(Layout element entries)
** BEGIN **
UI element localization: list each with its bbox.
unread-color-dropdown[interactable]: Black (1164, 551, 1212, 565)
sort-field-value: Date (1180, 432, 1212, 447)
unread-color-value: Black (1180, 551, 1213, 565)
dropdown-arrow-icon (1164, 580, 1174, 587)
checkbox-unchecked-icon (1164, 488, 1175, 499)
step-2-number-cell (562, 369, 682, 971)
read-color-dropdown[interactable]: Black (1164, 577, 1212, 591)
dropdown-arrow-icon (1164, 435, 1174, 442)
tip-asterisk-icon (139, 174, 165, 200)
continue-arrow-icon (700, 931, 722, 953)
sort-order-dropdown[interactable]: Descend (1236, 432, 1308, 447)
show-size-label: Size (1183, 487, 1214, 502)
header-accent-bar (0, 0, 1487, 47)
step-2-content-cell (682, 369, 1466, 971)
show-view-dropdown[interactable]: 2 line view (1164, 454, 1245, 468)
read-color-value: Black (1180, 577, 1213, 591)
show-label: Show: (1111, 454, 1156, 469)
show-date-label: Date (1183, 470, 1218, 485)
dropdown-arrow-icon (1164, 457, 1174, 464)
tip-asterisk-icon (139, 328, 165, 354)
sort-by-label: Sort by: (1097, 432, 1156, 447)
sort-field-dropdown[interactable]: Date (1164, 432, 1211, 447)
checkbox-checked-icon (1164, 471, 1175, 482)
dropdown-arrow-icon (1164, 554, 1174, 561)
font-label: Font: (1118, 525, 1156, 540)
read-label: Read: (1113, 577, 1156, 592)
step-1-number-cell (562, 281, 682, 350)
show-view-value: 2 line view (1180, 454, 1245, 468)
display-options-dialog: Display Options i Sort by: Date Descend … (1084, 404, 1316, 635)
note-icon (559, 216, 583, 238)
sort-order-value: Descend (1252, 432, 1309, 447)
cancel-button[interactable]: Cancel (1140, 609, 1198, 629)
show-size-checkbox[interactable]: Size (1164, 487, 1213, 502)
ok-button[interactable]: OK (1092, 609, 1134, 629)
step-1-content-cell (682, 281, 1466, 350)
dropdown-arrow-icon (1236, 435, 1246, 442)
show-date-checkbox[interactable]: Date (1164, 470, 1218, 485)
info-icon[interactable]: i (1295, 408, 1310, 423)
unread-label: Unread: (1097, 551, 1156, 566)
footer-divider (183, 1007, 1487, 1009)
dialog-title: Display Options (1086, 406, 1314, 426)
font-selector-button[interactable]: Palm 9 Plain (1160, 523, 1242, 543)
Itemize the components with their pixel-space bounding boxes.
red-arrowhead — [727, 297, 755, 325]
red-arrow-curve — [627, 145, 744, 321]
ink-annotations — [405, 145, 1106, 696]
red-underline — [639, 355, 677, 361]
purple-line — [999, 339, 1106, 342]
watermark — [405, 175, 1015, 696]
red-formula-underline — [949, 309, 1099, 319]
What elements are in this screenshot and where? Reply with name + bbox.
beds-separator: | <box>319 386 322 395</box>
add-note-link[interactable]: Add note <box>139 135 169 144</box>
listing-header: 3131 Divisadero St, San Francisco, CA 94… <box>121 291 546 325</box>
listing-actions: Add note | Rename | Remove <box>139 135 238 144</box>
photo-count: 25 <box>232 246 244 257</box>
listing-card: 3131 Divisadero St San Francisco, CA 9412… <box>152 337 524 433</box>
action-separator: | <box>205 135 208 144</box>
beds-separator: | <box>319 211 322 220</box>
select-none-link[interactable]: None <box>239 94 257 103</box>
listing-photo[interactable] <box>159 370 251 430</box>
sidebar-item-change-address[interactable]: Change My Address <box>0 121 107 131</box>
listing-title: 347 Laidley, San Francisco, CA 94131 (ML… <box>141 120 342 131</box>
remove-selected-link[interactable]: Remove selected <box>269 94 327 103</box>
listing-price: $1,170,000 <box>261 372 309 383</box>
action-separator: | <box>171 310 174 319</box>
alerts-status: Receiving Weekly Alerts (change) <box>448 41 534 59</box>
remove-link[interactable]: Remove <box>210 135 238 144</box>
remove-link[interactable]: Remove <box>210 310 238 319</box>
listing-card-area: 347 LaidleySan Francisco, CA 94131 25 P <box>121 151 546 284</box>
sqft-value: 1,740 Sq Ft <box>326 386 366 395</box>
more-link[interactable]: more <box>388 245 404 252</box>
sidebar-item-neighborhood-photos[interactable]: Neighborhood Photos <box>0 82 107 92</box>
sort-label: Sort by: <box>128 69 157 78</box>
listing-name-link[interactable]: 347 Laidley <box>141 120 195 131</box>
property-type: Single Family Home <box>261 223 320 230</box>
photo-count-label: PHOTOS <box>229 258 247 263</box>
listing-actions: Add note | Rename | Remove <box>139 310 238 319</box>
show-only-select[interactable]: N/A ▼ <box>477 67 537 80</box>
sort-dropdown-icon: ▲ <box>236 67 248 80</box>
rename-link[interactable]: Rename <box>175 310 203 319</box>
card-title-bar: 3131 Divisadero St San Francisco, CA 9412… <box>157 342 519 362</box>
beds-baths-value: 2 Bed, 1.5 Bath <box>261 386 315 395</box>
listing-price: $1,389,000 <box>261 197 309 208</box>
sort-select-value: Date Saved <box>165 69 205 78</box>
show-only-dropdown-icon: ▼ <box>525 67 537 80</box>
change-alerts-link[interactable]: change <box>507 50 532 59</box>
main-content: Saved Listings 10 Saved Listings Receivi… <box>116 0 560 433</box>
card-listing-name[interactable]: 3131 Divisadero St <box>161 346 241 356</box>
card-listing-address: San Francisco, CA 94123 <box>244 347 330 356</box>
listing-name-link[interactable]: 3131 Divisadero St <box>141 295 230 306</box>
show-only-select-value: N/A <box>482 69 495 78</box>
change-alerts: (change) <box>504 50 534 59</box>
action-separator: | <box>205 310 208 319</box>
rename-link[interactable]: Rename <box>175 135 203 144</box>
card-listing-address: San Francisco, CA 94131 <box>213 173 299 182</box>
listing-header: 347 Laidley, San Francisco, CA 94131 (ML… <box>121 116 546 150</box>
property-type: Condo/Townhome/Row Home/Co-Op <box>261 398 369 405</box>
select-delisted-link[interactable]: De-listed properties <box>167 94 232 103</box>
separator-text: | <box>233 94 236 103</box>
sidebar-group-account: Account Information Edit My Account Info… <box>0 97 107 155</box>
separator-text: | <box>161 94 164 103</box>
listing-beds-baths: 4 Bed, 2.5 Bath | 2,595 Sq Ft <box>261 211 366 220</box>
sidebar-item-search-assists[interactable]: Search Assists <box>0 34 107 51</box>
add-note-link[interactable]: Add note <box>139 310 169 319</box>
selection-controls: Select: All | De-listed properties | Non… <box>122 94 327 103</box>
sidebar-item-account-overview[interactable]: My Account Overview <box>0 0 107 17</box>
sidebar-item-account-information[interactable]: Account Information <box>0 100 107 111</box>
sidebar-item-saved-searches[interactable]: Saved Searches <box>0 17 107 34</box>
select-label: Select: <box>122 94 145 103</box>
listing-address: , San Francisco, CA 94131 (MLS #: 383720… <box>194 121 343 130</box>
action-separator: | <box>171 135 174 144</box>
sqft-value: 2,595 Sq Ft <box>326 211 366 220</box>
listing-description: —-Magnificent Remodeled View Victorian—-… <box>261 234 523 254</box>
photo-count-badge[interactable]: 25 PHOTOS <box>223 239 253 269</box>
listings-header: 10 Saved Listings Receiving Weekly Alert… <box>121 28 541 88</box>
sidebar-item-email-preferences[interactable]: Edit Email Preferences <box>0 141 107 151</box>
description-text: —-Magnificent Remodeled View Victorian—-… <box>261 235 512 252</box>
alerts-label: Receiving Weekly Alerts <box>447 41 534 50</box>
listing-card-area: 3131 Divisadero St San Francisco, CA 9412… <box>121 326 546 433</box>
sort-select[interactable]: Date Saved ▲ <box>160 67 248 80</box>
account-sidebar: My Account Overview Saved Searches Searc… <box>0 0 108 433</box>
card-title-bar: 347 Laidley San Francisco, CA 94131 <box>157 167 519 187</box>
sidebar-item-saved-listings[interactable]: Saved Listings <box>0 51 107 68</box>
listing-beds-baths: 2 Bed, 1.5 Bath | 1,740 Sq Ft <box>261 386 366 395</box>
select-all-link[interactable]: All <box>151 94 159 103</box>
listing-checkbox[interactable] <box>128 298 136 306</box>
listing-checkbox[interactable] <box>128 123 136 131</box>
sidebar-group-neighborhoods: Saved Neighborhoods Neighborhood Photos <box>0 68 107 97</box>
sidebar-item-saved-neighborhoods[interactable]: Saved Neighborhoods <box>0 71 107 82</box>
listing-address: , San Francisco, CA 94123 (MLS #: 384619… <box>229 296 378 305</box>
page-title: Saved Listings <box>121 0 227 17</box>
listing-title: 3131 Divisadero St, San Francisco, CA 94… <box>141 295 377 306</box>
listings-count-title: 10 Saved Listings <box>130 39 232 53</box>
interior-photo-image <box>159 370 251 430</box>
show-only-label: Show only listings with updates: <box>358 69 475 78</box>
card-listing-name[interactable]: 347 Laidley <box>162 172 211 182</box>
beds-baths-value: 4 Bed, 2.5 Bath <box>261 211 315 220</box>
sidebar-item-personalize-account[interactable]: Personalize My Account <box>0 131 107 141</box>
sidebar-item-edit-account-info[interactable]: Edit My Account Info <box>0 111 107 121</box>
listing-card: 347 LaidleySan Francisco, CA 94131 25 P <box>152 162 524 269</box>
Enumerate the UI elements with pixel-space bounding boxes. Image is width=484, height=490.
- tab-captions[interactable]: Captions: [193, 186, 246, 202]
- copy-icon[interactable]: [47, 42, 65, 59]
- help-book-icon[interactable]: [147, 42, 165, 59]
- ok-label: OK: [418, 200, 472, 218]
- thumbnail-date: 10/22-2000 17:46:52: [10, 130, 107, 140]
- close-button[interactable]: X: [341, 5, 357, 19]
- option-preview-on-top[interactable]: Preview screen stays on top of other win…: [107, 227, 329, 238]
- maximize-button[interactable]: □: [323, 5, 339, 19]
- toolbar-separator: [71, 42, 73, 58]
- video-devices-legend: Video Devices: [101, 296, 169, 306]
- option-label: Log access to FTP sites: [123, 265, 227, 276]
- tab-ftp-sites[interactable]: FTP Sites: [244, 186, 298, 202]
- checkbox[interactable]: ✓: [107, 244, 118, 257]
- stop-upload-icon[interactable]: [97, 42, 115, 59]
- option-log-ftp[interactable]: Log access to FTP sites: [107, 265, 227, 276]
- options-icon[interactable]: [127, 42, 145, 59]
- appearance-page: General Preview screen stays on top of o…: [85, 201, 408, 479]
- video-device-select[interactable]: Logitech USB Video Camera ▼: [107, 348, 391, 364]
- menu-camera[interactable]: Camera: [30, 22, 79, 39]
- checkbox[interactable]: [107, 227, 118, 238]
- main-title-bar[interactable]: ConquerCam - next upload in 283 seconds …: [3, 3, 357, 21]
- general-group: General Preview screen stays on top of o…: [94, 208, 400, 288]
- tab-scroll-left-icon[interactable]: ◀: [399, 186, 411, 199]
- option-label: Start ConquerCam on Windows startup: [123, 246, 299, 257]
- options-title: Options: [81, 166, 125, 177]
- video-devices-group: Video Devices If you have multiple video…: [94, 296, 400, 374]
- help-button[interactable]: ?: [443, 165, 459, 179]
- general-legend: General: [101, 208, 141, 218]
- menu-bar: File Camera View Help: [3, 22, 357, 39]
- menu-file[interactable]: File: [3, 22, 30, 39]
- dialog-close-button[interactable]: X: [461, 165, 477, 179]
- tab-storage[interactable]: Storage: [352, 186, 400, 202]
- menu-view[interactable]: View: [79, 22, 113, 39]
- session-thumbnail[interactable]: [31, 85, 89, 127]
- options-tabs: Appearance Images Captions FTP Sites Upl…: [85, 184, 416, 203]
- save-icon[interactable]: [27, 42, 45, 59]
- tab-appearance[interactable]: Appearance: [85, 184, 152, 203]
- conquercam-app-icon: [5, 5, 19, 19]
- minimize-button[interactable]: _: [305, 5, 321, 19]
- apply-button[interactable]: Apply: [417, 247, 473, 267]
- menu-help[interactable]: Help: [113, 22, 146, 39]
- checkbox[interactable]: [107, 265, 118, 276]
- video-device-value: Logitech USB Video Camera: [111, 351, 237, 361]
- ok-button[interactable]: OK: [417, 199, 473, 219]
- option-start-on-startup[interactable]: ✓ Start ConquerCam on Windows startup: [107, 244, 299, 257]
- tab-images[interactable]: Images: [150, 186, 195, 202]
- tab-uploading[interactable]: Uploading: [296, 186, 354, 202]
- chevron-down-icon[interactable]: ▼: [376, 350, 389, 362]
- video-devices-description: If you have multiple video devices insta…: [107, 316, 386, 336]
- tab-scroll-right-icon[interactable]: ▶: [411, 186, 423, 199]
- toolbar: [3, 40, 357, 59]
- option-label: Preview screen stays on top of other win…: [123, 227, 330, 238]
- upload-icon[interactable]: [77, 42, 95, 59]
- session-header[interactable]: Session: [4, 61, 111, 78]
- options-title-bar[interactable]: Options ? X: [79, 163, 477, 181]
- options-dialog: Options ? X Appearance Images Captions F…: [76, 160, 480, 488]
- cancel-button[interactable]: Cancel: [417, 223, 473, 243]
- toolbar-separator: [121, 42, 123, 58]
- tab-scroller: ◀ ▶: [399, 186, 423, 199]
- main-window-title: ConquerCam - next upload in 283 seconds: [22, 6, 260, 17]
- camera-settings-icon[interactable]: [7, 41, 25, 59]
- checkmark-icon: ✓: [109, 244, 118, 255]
** END **
Extract each line of the items above that contains the string "Searches".

sidebar-item-saved-searches[interactable]: Saved Searches <box>0 17 107 34</box>
account-sidebar: My Account Overview Saved Searches Searc… <box>0 0 108 433</box>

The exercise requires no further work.